--- The data ---
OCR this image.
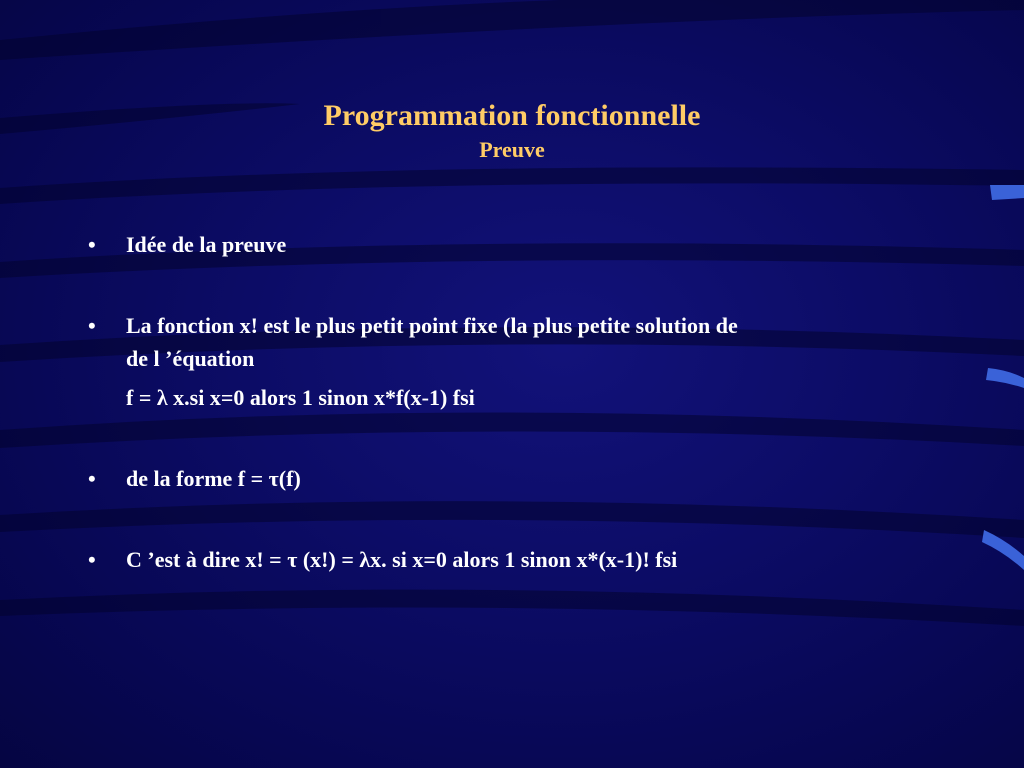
Programmation fonctionnelle
Preuve
• Idée de la preuve
• La fonction x! est le plus petit point fixe (la plus petite solution de
de l ’équation
f = λ x.si x=0 alors 1 sinon x*f(x-1) fsi
• de la forme f = τ(f)
• C ’est à dire x! = τ (x!) = λx. si x=0 alors 1 sinon x*(x-1)! fsi
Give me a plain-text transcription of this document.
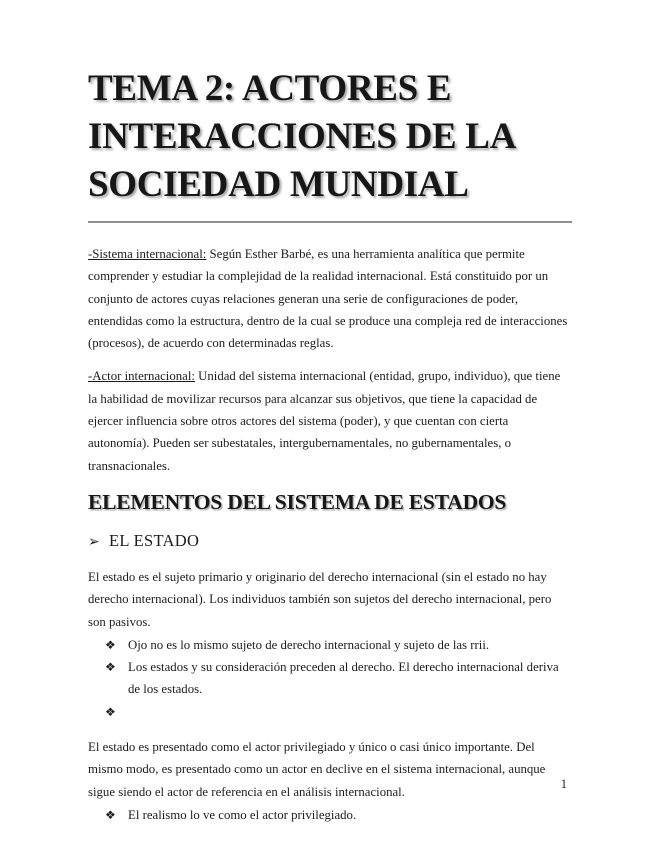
TEMA 2: ACTORES E INTERACCIONES DE LA SOCIEDAD MUNDIAL

-Sistema internacional: Según Esther Barbé, es una herramienta analítica que permite comprender y estudiar la complejidad de la realidad internacional. Está constituido por un conjunto de actores cuyas relaciones generan una serie de configuraciones de poder, entendidas como la estructura, dentro de la cual se produce una compleja red de interacciones (procesos), de acuerdo con determinadas reglas.

-Actor internacional: Unidad del sistema internacional (entidad, grupo, individuo), que tiene la habilidad de movilizar recursos para alcanzar sus objetivos, que tiene la capacidad de ejercer influencia sobre otros actores del sistema (poder), y que cuentan con cierta autonomía). Pueden ser subestatales, intergubernamentales, no gubernamentales, o transnacionales.

ELEMENTOS DEL SISTEMA DE ESTADOS
➢ EL ESTADO

El estado es el sujeto primario y originario del derecho internacional (sin el estado no hay derecho internacional). Los individuos también son sujetos del derecho internacional, pero son pasivos.

❖ Ojo no es lo mismo sujeto de derecho internacional y sujeto de las rrii.
❖ Los estados y su consideración preceden al derecho. El derecho internacional deriva de los estados.
❖

El estado es presentado como el actor privilegiado y único o casi único importante. Del mismo modo, es presentado como un actor en declive en el sistema internacional, aunque sigue siendo el actor de referencia en el análisis internacional.

❖ El realismo lo ve como el actor privilegiado.
1
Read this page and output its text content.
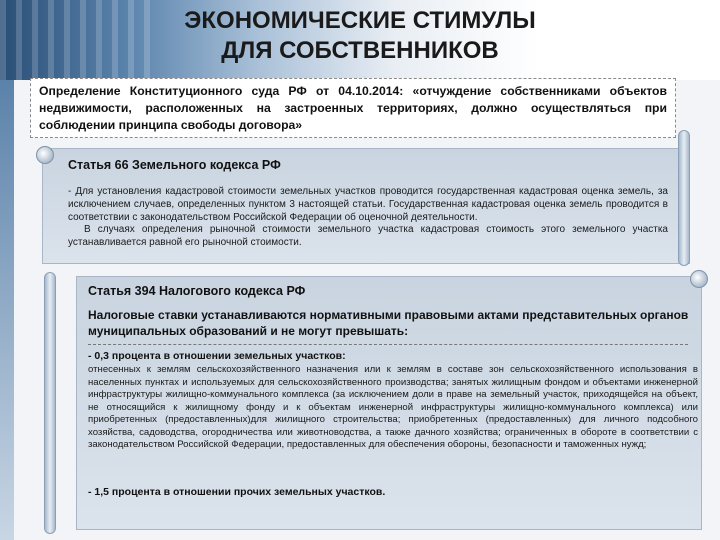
ЭКОНОМИЧЕСКИЕ СТИМУЛЫ
ДЛЯ СОБСТВЕННИКОВ
Определение Конституционного суда РФ от 04.10.2014: «отчуждение собственниками объектов недвижимости, расположенных на застроенных территориях, должно осуществляться при соблюдении принципа свободы договора»
Статья 66 Земельного кодекса РФ

- Для установления кадастровой стоимости земельных участков проводится государственная кадастровая оценка земель, за исключением случаев, определенных пунктом 3 настоящей статьи. Государственная кадастровая оценка земель проводится в соответствии с законодательством Российской Федерации об оценочной деятельности.

В случаях определения рыночной стоимости земельного участка кадастровая стоимость этого земельного участка устанавливается равной его рыночной стоимости.

Статья 394 Налогового кодекса РФ
Налоговые ставки устанавливаются нормативными правовыми актами представительных органов муниципальных образований и не могут превышать:
- 0,3 процента в отношении земельных участков:
отнесенных к землям сельскохозяйственного назначения или к землям в составе зон сельскохозяйственного использования в населенных пунктах и используемых для сельскохозяйственного производства; занятых жилищным фондом и объектами инженерной инфраструктуры жилищно-коммунального комплекса (за исключением доли в праве на земельный участок, приходящейся на объект, не относящийся к жилищному фонду и к объектам инженерной инфраструктуры жилищно-коммунального комплекса) или приобретенных (предоставленных)для жилищного строительства; приобретенных (предоставленных) для личного подсобного хозяйства, садоводства, огородничества или животноводства, а также дачного хозяйства; ограниченных в обороте в соответствии с законодательством Российской Федерации, предоставленных для обеспечения обороны, безопасности и таможенных нужд;
- 1,5 процента в отношении прочих земельных участков.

--- Prompt ---
Locate the word "privilegiado" in the records and collect each line it appears in.

--- Answer for this exercise ---
El estado es presentado como el actor privilegiado y único o casi único importante. Del mismo modo, es presentado como un actor en declive en el sistema internacional, aunque sigue siendo el actor de referencia en el análisis internacional.
❖ El realismo lo ve como el actor privilegiado.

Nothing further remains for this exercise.